■ What to work on: Set all the material down again unchanged, without the pictures.

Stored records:
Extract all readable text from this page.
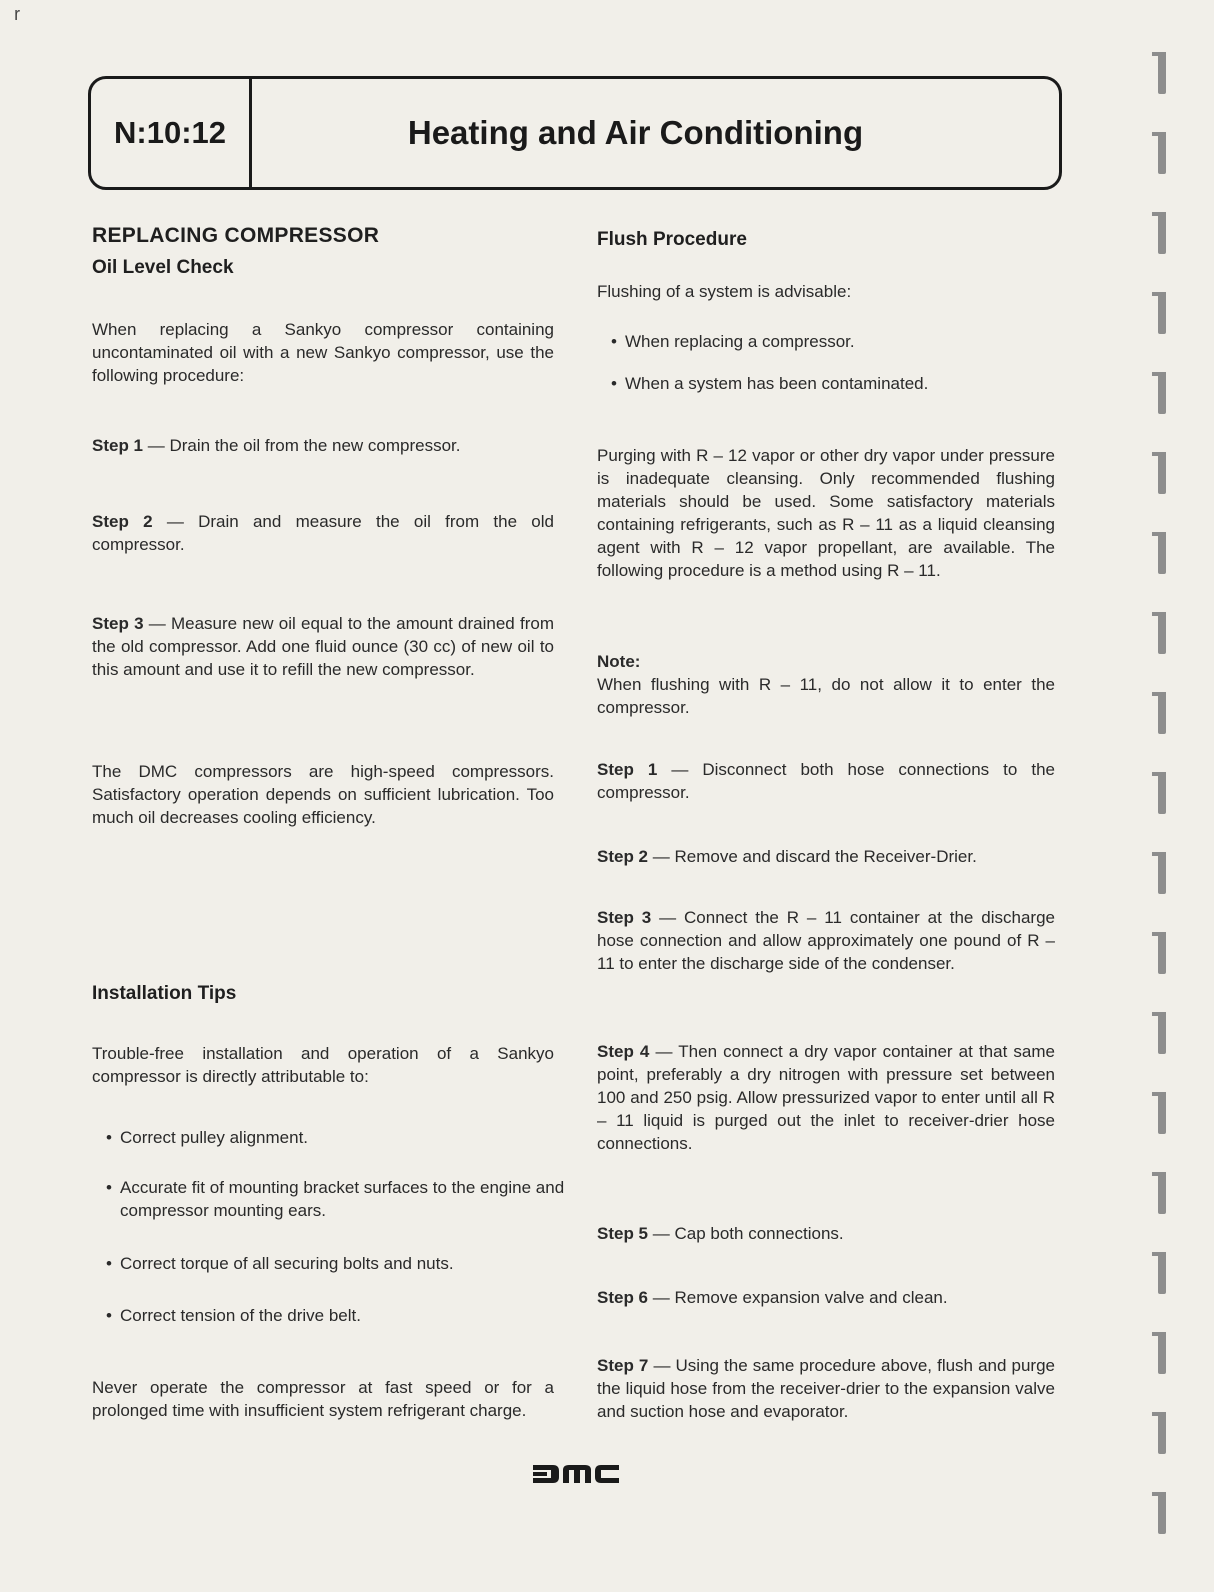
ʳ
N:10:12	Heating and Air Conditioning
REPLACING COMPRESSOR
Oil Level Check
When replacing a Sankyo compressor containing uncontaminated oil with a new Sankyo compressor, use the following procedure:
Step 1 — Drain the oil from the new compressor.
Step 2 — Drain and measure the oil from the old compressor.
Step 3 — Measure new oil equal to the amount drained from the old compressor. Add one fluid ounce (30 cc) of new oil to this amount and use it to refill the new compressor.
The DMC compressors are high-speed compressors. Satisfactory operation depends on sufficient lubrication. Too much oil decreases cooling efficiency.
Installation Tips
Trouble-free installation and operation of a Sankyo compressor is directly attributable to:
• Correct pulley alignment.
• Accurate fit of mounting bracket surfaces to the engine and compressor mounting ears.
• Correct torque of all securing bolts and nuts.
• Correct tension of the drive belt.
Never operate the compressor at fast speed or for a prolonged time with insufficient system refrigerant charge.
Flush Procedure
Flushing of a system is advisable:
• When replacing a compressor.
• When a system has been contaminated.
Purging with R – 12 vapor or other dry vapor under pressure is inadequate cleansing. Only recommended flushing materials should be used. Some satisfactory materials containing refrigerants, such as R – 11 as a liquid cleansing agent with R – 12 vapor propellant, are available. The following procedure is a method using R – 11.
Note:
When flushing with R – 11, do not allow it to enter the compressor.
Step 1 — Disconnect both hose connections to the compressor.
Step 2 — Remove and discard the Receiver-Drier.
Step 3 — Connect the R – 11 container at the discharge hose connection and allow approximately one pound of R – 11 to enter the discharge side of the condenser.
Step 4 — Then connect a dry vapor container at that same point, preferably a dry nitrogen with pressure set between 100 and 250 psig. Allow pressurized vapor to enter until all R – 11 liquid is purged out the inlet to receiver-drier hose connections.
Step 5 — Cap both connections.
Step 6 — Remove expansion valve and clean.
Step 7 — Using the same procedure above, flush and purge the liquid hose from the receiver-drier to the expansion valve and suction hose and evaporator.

■ Solved problem:
Extract all readable text from this page.
ʳ
N:10:12	Heating and Air Conditioning
REPLACING COMPRESSOR
Oil Level Check
When replacing a Sankyo compressor containing uncontaminated oil with a new Sankyo compressor, use the following procedure:
Step 1 — Drain the oil from the new compressor.
Step 2 — Drain and measure the oil from the old compressor.
Step 3 — Measure new oil equal to the amount drained from the old compressor. Add one fluid ounce (30 cc) of new oil to this amount and use it to refill the new compressor.
The DMC compressors are high-speed compressors. Satisfactory operation depends on sufficient lubrication. Too much oil decreases cooling efficiency.
Installation Tips
Trouble-free installation and operation of a Sankyo compressor is directly attributable to:
• Correct pulley alignment.
• Accurate fit of mounting bracket surfaces to the engine and compressor mounting ears.
• Correct torque of all securing bolts and nuts.
• Correct tension of the drive belt.
Never operate the compressor at fast speed or for a prolonged time with insufficient system refrigerant charge.
Flush Procedure
Flushing of a system is advisable:
• When replacing a compressor.
• When a system has been contaminated.
Purging with R – 12 vapor or other dry vapor under pressure is inadequate cleansing. Only recommended flushing materials should be used. Some satisfactory materials containing refrigerants, such as R – 11 as a liquid cleansing agent with R – 12 vapor propellant, are available. The following procedure is a method using R – 11.
Note:
When flushing with R – 11, do not allow it to enter the compressor.
Step 1 — Disconnect both hose connections to the compressor.
Step 2 — Remove and discard the Receiver-Drier.
Step 3 — Connect the R – 11 container at the discharge hose connection and allow approximately one pound of R – 11 to enter the discharge side of the condenser.
Step 4 — Then connect a dry vapor container at that same point, preferably a dry nitrogen with pressure set between 100 and 250 psig. Allow pressurized vapor to enter until all R – 11 liquid is purged out the inlet to receiver-drier hose connections.
Step 5 — Cap both connections.
Step 6 — Remove expansion valve and clean.
Step 7 — Using the same procedure above, flush and purge the liquid hose from the receiver-drier to the expansion valve and suction hose and evaporator.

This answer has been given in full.